>>>>>

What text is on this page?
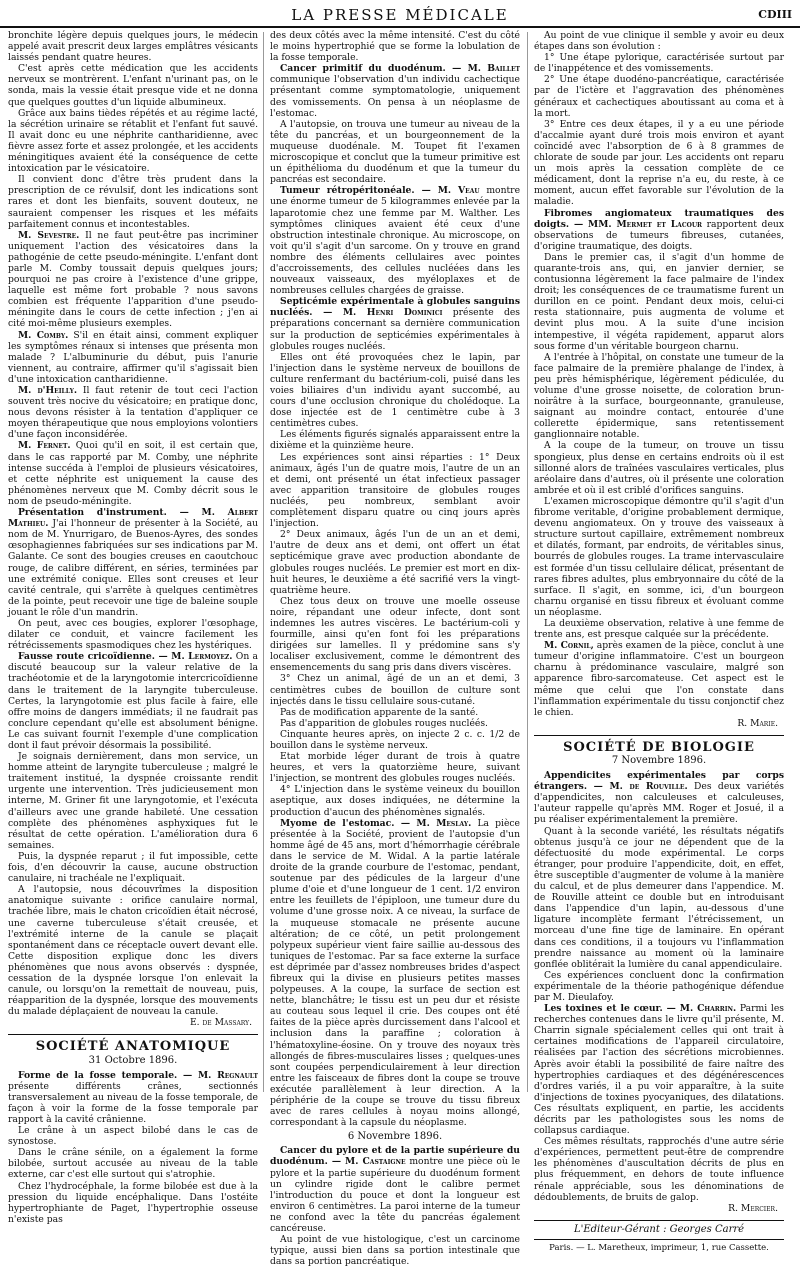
LA PRESSE MÉDICALE	CDIII

bronchite légère depuis quelques jours, le médecin appelé avait prescrit deux larges emplâtres vésicants laissés pendant quatre heures.

C'est après cette médication que les accidents nerveux se montrèrent. L'enfant n'urinant pas, on le sonda, mais la vessie était presque vide et ne donna que quelques gouttes d'un liquide albumineux.

Grâce aux bains tièdes répétés et au régime lacté, la sécrétion urinaire se rétablit et l'enfant fut sauvé. Il avait donc eu une néphrite cantharidienne, avec fièvre assez forte et assez prolongée, et les accidents méningitiques avaient été la conséquence de cette intoxication par le vésicatoire.

Il convient donc d'être très prudent dans la prescription de ce révulsif, dont les indications sont rares et dont les bienfaits, souvent douteux, ne sauraient compenser les risques et les méfaits parfaitement connus et incontestables.

M. Sevestre. Il ne faut peut-être pas incriminer uniquement l'action des vésicatoires dans la pathogénie de cette pseudo-méningite. L'enfant dont parle M. Comby toussait depuis quelques jours; pourquoi ne pas croire à l'existence d'une grippe, laquelle est même fort probable ? nous savons combien est fréquente l'apparition d'une pseudo-méningite dans le cours de cette infection ; j'en ai cité moi-même plusieurs exemples.

M. Comby. S'il en était ainsi, comment expliquer les symptômes rénaux si intenses que présenta mon malade ? L'albuminurie du début, puis l'anurie viennent, au contraire, affirmer qu'il s'agissait bien d'une intoxication cantharidienne.

M. d'Heilly. Il faut retenir de tout ceci l'action souvent très nocive du vésicatoire; en pratique donc, nous devons résister à la tentation d'appliquer ce moyen thérapeutique que nous employions volontiers d'une façon inconsidérée.

M. Fernet. Quoi qu'il en soit, il est certain que, dans le cas rapporté par M. Comby, une néphrite intense succéda à l'emploi de plusieurs vésicatoires, et cette néphrite est uniquement la cause des phénomènes nerveux que M. Comby décrit sous le nom de pseudo-méningite.

Présentation d'instrument. — M. Albert Mathieu. J'ai l'honneur de présenter à la Société, au nom de M. Ynurrigaro, de Buenos-Ayres, des sondes œsophagiennes fabriquées sur ses indications par M. Galante. Ce sont des bougies creuses en caoutchouc rouge, de calibre différent, en séries, terminées par une extrémité conique. Elles sont creuses et leur cavité centrale, qui s'arrête à quelques centimètres de la pointe, peut recevoir une tige de baleine souple jouant le rôle d'un mandrin.

On peut, avec ces bougies, explorer l'œsophage, dilater ce conduit, et vaincre facilement les rétrécissements spasmodiques chez les hystériques.

Fausse route cricoïdienne. — M. Lermoyez. On a discuté beaucoup sur la valeur relative de la trachéotomie et de la laryngotomie intercricoïdienne dans le traitement de la laryngite tuberculeuse. Certes, la laryngotomie est plus facile à faire, elle offre moins de dangers immédiats; il ne faudrait pas conclure cependant qu'elle est absolument bénigne. Le cas suivant fournit l'exemple d'une complication dont il faut prévoir désormais la possibilité.

Je soignais dernièrement, dans mon service, un homme atteint de laryngite tuberculeuse ; malgré le traitement institué, la dyspnée croissante rendit urgente une intervention. Très judicieusement mon interne, M. Griner fit une laryngotomie, et l'exécuta d'ailleurs avec une grande habileté. Une cessation complète des phénomènes asphyxiques fut le résultat de cette opération. L'amélioration dura 6 semaines.

Puis, la dyspnée reparut ; il fut impossible, cette fois, d'en découvrir la cause, aucune obstruction canulaire, ni trachéale ne l'expliquait.

A l'autopsie, nous découvrîmes la disposition anatomique suivante : orifice canulaire normal, trachée libre, mais le chaton cricoïdien était nécrosé, une caverne tuberculeuse s'était creusée, et l'extrémité interne de la canule se plaçait spontanément dans ce réceptacle ouvert devant elle. Cette disposition explique donc les divers phénomènes que nous avons observés : dyspnée, cessation de la dyspnée lorsque l'on enlevait la canule, ou lorsqu'on la remettait de nouveau, puis, réapparition de la dyspnée, lorsque des mouvements du malade déplaçaient de nouveau la canule.

E. de Massary.
SOCIÉTÉ ANATOMIQUE
31 Octobre 1896.

Forme de la fosse temporale. — M. Regnault présente différents crânes, sectionnés transversalement au niveau de la fosse temporale, de façon à voir la forme de la fosse temporale par rapport à la cavité crânienne.

Le crâne à un aspect bilobé dans le cas de synostose.

Dans le crâne sénile, on a également la forme bilobée, surtout accusée au niveau de la table externe, car c'est elle surtout qui s'atrophie.

Chez l'hydrocéphale, la forme bilobée est due à la pression du liquide encéphalique. Dans l'ostéite hypertrophiante de Paget, l'hypertrophie osseuse n'existe pas

des deux côtés avec la même intensité. C'est du côté le moins hypertrophié que se forme la lobulation de la fosse temporale.

Cancer primitif du duodénum. — M. Baillet communique l'observation d'un individu cachectique présentant comme symptomatologie, uniquement des vomissements. On pensa à un néoplasme de l'estomac.

A l'autopsie, on trouva une tumeur au niveau de la tête du pancréas, et un bourgeonnement de la muqueuse duodénale. M. Toupet fit l'examen microscopique et conclut que la tumeur primitive est un épithélioma du duodénum et que la tumeur du pancréas est secondaire.

Tumeur rétropéritonéale. — M. Veau montre une énorme tumeur de 5 kilogrammes enlevée par la laparotomie chez une femme par M. Walther. Les symptômes cliniques avaient été ceux d'une obstruction intestinale chronique. Au microscope, on voit qu'il s'agit d'un sarcome. On y trouve en grand nombre des éléments cellulaires avec pointes d'accroissements, des cellules nucléées dans les nouveaux vaisseaux, des myéloplaxes et de nombreuses cellules chargées de graisse.

Septicémie expérimentale à globules sanguins nucléés. — M. Henri Dominici présente des préparations concernant sa dernière communication sur la production de septicémies expérimentales à globules rouges nucléés.

Elles ont été provoquées chez le lapin, par l'injection dans le système nerveux de bouillons de culture renfermant du bactérium-coli, puisé dans les voies biliaires d'un individu ayant succombé, au cours d'une occlusion chronique du cholédoque. La dose injectée est de 1 centimètre cube à 3 centimètres cubes.

Les éléments figurés signalés apparaissent entre la dixième et la quinzième heure.

Les expériences sont ainsi réparties : 1° Deux animaux, âgés l'un de quatre mois, l'autre de un an et demi, ont présenté un état infectieux passager avec apparition transitoire de globules rouges nucléés, peu nombreux, semblant avoir complètement disparu quatre ou cinq jours après l'injection.

2° Deux animaux, âgés l'un de un an et demi, l'autre de deux ans et demi, ont offert un état septicémique grave avec production abondante de globules rouges nucléés. Le premier est mort en dix-huit heures, le deuxième a été sacrifié vers la vingt-quatrième heure.

Chez tous deux on trouve une moelle osseuse noire, répandant une odeur infecte, dont sont indemnes les autres viscères. Le bactérium-coli y fourmille, ainsi qu'en font foi les préparations dirigées sur lamelles. Il y prédomine sans s'y localiser exclusivement, comme le démontrent des ensemencements du sang pris dans divers viscères.

3° Chez un animal, âgé de un an et demi, 3 centimètres cubes de bouillon de culture sont injectés dans le tissu cellulaire sous-cutané.

Pas de modification apparente de la santé.

Pas d'apparition de globules rouges nucléés.

Cinquante heures après, on injecte 2 c. c. 1/2 de bouillon dans le système nerveux.

Etat morbide léger durant de trois à quatre heures, et vers la quatorzième heure, suivant l'injection, se montrent des globules rouges nucléés.

4° L'injection dans le système veineux du bouillon aseptique, aux doses indiquées, ne détermine la production d'aucun des phénomènes signalés.

Myome de l'estomac. — M. Meslay. La pièce présentée à la Société, provient de l'autopsie d'un homme âgé de 45 ans, mort d'hémorrhagie cérébrale dans le service de M. Widal. A la partie latérale droite de la grande courbure de l'estomac, pendant, soutenue par des pédicules de la largeur d'une plume d'oie et d'une longueur de 1 cent. 1/2 environ entre les feuillets de l'épiploon, une tumeur dure du volume d'une grosse noix. A ce niveau, la surface de la muqueuse stomacale ne présente aucune altération; de ce côté, un petit prolongement polypeux supérieur vient faire saillie au-dessous des tuniques de l'estomac. Par sa face externe la surface est déprimée par d'assez nombreuses brides d'aspect fibreux qui la divise en plusieurs petites masses polypeuses. A la coupe, la surface de section est nette, blanchâtre; le tissu est un peu dur et résiste au couteau sous lequel il crie. Des coupes ont été faites de la pièce après durcissement dans l'alcool et inclusion dans la paraffine ; coloration à l'hématoxyline-éosine. On y trouve des noyaux très allongés de fibres-musculaires lisses ; quelques-unes sont coupées perpendiculairement à leur direction entre les faisceaux de fibres dont la coupe se trouve exécutée parallèlement à leur direction. A la périphérie de la coupe se trouve du tissu fibreux avec de rares cellules à noyau moins allongé, correspondant à la capsule du néoplasme.

6 Novembre 1896.

Cancer du pylore et de la partie supérieure du duodénum. — M. Castaigne montre une pièce où le pylore et la partie supérieure du duodénum forment un cylindre rigide dont le calibre permet l'introduction du pouce et dont la longueur est environ 6 centimètres. La paroi interne de la tumeur ne confond avec la tête du pancréas également cancéreuse.

Au point de vue histologique, c'est un carcinome typique, aussi bien dans sa portion intestinale que dans sa portion pancréatique.

Au point de vue clinique il semble y avoir eu deux étapes dans son évolution :

1° Une étape pylorique, caractérisée surtout par de l'inappétence et des vomissements.

2° Une étape duodéno-pancréatique, caractérisée par de l'ictère et l'aggravation des phénomènes généraux et cachectiques aboutissant au coma et à la mort.

3° Entre ces deux étapes, il y a eu une période d'accalmie ayant duré trois mois environ et ayant coïncidé avec l'absorption de 6 à 8 grammes de chlorate de soude par jour. Les accidents ont reparu un mois après la cessation complète de ce médicament, dont la reprise n'a eu, du reste, à ce moment, aucun effet favorable sur l'évolution de la maladie.

Fibromes angiomateux traumatiques des doigts. — MM. Mermet et Lacour rapportent deux observations de tumeurs fibreuses, cutanées, d'origine traumatique, des doigts.

Dans le premier cas, il s'agit d'un homme de quarante-trois ans, qui, en janvier dernier, se contusionna légèrement la face palmaire de l'index droit; les conséquences de ce traumatisme furent un durillon en ce point. Pendant deux mois, celui-ci resta stationnaire, puis augmenta de volume et devint plus mou. A la suite d'une incision intempestive, il végéta rapidement, apparut alors sous forme d'un véritable bourgeon charnu.

A l'entrée à l'hôpital, on constate une tumeur de la face palmaire de la première phalange de l'index, à peu près hémisphérique, légèrement pédiculée, du volume d'une grosse noisette, de coloration brun-noirâtre à la surface, bourgeonnante, granuleuse, saignant au moindre contact, entourée d'une collerette épidermique, sans retentissement ganglionnaire notable.

A la coupe de la tumeur, on trouve un tissu spongieux, plus dense en certains endroits où il est sillonné alors de traînées vasculaires verticales, plus aréolaire dans d'autres, où il présente une coloration ambrée et où il est criblé d'orifices sanguins.

L'examen microscopique démontre qu'il s'agit d'un fibrome veritable, d'origine probablement dermique, devenu angiomateux. On y trouve des vaisseaux à structure surtout capillaire, extrêmement nombreux et dilatés, formant, par endroits, de véritables sinus, bourrés de globules rouges. La trame intervasculaire est formée d'un tissu cellulaire délicat, présentant de rares fibres adultes, plus embryonnaire du côté de la surface. Il s'agit, en somme, ici, d'un bourgeon charnu organisé en tissu fibreux et évoluant comme un néoplasme.

La deuxième observation, relative à une femme de trente ans, est presque calquée sur la précédente.

M. Cornil, après examen de la pièce, conclut à une tumeur d'origine inflammatoire. C'est un bourgeon charnu à prédominance vasculaire, malgré son apparence fibro-sarcomateuse. Cet aspect est le même que celui que l'on constate dans l'inflammation expérimentale du tissu conjonctif chez le chien.

R. Marie.
SOCIÉTÉ DE BIOLOGIE
7 Novembre 1896.

Appendicites expérimentales par corps étrangers. — M. de Rouville. Des deux variétés d'appendicites, non calculeuses et calculeuses, l'auteur rappelle qu'après MM. Roger et Josué, il a pu réaliser expérimentalement la première.

Quant à la seconde variété, les résultats négatifs obtenus jusqu'à ce jour ne dépendent que de la défectuosité du mode expérimental. Le corps étranger, pour produire l'appendicite, doit, en effet, être susceptible d'augmenter de volume à la manière du calcul, et de plus demeurer dans l'appendice. M. de Rouville atteint ce double but en introduisant dans l'appendice d'un lapin, au-dessous d'une ligature incomplète fermant l'étrécissement, un morceau d'une fine tige de laminaire. En opérant dans ces conditions, il a toujours vu l'inflammation prendre naissance au moment où la laminaire gonflée oblitérait la lumière du canal appendiculaire.

Ces expériences concluent donc la confirmation expérimentale de la théorie pathogénique défendue par M. Dieulafoy.

Les toxines et le cœur. — M. Charrin. Parmi les recherches contenues dans le livre qu'il présente, M. Charrin signale spécialement celles qui ont trait à certaines modifications de l'appareil circulatoire, réalisées par l'action des sécrétions microbiennes. Après avoir établi la possibilité de faire naître des hypertrophies cardiaques et des dégénérescences d'ordres variés, il a pu voir apparaître, à la suite d'injections de toxines pyocyaniques, des dilatations. Ces résultats expliquent, en partie, les accidents décrits par les pathologistes sous les noms de collapsus cardiaque.

Ces mêmes résultats, rapprochés d'une autre série d'expériences, permettent peut-être de comprendre les phénomènes d'auscultation décrits de plus en plus fréquemment, en dehors de toute influence rénale appréciable, sous les dénominations de dédoublements, de bruits de galop.

R. Mercier.
L'Editeur-Gérant : Georges Carré
Paris. — L. Maretheux, imprimeur, 1, rue Cassette.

<<<<<

Go through the material line by line and state how many lines hold "Cancer", with no other words.

Answer box
2